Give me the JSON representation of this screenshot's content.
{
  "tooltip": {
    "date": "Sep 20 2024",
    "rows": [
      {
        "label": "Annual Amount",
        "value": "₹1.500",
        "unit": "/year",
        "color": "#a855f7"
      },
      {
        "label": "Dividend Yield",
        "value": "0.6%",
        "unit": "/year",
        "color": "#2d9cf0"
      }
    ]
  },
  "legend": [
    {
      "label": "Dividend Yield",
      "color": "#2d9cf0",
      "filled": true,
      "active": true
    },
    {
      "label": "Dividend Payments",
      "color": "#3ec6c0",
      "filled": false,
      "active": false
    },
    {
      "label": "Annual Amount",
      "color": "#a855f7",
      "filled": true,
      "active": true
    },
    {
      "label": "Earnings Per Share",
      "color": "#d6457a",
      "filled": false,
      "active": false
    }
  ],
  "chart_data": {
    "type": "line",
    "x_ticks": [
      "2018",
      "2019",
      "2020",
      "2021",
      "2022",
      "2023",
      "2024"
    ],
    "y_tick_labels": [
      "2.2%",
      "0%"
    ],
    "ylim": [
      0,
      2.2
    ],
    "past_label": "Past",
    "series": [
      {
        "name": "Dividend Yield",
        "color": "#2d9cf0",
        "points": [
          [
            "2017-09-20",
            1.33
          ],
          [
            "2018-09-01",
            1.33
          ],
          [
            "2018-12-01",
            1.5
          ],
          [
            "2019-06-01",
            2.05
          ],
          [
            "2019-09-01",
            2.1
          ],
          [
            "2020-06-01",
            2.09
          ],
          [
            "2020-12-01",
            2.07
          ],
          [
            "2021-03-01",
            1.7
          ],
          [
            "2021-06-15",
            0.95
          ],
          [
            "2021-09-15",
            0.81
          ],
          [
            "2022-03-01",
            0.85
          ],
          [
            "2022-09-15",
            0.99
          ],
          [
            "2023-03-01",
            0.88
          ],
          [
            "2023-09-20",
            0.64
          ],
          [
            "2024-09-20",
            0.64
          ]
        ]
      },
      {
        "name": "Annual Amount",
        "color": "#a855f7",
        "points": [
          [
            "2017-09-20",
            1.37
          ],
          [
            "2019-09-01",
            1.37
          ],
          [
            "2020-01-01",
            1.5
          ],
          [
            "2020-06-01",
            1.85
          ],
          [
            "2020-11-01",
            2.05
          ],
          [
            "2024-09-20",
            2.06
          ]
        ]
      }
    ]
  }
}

Exercise aim —
Output the entries verbatim.

Full answer —
Give me the JSON representation of this screenshot's content.
{
  "tooltip": {
    "date": "Sep 20 2024",
    "rows": [
      {
        "label": "Annual Amount",
        "value": "₹1.500",
        "unit": "/year",
        "color": "#a855f7"
      },
      {
        "label": "Dividend Yield",
        "value": "0.6%",
        "unit": "/year",
        "color": "#2d9cf0"
      }
    ]
  },
  "legend": [
    {
      "label": "Dividend Yield",
      "color": "#2d9cf0",
      "filled": true,
      "active": true
    },
    {
      "label": "Dividend Payments",
      "color": "#3ec6c0",
      "filled": false,
      "active": false
    },
    {
      "label": "Annual Amount",
      "color": "#a855f7",
      "filled": true,
      "active": true
    },
    {
      "label": "Earnings Per Share",
      "color": "#d6457a",
      "filled": false,
      "active": false
    }
  ],
  "chart_data": {
    "type": "line",
    "x_ticks": [
      "2018",
      "2019",
      "2020",
      "2021",
      "2022",
      "2023",
      "2024"
    ],
    "y_tick_labels": [
      "2.2%",
      "0%"
    ],
    "ylim": [
      0,
      2.2
    ],
    "past_label": "Past",
    "series": [
      {
        "name": "Dividend Yield",
        "color": "#2d9cf0",
        "points": [
          [
            "2017-09-20",
            1.33
          ],
          [
            "2018-09-01",
            1.33
          ],
          [
            "2018-12-01",
            1.5
          ],
          [
            "2019-06-01",
            2.05
          ],
          [
            "2019-09-01",
            2.1
          ],
          [
            "2020-06-01",
            2.09
          ],
          [
            "2020-12-01",
            2.07
          ],
          [
            "2021-03-01",
            1.7
          ],
          [
            "2021-06-15",
            0.95
          ],
          [
            "2021-09-15",
            0.81
          ],
          [
            "2022-03-01",
            0.85
          ],
          [
            "2022-09-15",
            0.99
          ],
          [
            "2023-03-01",
            0.88
          ],
          [
            "2023-09-20",
            0.64
          ],
          [
            "2024-09-20",
            0.64
          ]
        ]
      },
      {
        "name": "Annual Amount",
        "color": "#a855f7",
        "points": [
          [
            "2017-09-20",
            1.37
          ],
          [
            "2019-09-01",
            1.37
          ],
          [
            "2020-01-01",
            1.5
          ],
          [
            "2020-06-01",
            1.85
          ],
          [
            "2020-11-01",
            2.05
          ],
          [
            "2024-09-20",
            2.06
          ]
        ]
      }
    ]
  }
}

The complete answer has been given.